#### [Do this]
Lay out the material as a numbered list, running from its first line through the line containing "drives-list-header: Диск Тип", both included, and leave out any blank lines.

☆ ☆ ☆ ☆ ☆ ☆ ☆

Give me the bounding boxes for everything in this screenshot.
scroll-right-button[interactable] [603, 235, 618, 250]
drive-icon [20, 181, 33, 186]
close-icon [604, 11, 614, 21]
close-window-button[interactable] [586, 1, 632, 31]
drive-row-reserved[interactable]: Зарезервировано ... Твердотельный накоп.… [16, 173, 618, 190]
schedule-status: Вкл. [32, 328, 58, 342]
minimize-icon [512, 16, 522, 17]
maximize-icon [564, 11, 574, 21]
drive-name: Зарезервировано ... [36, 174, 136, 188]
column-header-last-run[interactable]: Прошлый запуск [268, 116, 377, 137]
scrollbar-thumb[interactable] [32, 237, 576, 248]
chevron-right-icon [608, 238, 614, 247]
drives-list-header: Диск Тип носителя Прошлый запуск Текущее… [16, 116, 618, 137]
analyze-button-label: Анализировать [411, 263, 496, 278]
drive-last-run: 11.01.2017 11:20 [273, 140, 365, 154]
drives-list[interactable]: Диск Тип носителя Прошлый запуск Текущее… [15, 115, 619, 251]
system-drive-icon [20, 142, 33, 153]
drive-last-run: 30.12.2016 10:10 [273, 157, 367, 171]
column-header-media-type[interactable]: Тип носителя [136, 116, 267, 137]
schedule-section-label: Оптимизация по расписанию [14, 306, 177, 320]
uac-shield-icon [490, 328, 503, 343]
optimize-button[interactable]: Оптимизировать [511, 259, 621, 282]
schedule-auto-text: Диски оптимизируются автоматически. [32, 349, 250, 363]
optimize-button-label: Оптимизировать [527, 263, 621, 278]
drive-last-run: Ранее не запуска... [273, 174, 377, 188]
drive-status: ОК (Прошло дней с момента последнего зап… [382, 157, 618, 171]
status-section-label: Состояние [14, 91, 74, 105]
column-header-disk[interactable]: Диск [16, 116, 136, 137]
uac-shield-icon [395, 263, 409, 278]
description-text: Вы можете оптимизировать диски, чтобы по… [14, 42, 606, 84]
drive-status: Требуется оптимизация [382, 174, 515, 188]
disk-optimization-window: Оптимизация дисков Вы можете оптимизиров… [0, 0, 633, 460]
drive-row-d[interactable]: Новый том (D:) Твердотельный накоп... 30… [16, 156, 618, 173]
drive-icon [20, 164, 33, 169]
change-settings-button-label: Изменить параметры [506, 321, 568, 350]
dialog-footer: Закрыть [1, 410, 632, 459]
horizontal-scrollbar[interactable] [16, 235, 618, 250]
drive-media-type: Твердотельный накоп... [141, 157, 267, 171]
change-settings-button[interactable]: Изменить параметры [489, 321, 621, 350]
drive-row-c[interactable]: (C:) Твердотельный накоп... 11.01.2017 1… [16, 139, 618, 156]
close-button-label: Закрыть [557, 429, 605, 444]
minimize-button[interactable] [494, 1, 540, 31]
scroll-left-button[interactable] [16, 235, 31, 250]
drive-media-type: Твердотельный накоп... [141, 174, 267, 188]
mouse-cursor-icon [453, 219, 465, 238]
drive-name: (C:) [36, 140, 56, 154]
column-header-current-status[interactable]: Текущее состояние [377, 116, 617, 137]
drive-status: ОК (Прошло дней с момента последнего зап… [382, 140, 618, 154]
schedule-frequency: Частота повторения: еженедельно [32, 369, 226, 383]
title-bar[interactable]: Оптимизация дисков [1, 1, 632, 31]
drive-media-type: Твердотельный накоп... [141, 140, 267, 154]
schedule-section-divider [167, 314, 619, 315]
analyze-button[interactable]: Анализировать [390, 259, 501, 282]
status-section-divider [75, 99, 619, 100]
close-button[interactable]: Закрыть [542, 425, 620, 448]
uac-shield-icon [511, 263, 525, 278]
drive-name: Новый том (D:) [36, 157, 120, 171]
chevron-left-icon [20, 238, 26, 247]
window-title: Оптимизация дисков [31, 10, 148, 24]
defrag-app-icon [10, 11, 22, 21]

☆ ☆ ☆ ☆ ☆ ☆ ☆

#### [The reply]
1. Give me the bounding boxes for everything in this screenshot.
2. scroll-right-button[interactable] [603, 235, 618, 250]
3. drive-icon [20, 181, 33, 186]
4. close-icon [604, 11, 614, 21]
5. close-window-button[interactable] [586, 1, 632, 31]
6. drive-row-reserved[interactable]: Зарезервировано ... Твердотельный накоп.… [16, 173, 618, 190]
7. schedule-status: Вкл. [32, 328, 58, 342]
8. minimize-icon [512, 16, 522, 17]
9. maximize-icon [564, 11, 574, 21]
10. drive-name: Зарезервировано ... [36, 174, 136, 188]
11. column-header-last-run[interactable]: Прошлый запуск [268, 116, 377, 137]
12. scrollbar-thumb[interactable] [32, 237, 576, 248]
13. chevron-right-icon [608, 238, 614, 247]
14. drives-list-header: Диск Тип носителя Прошлый запуск Текущее… [16, 116, 618, 137]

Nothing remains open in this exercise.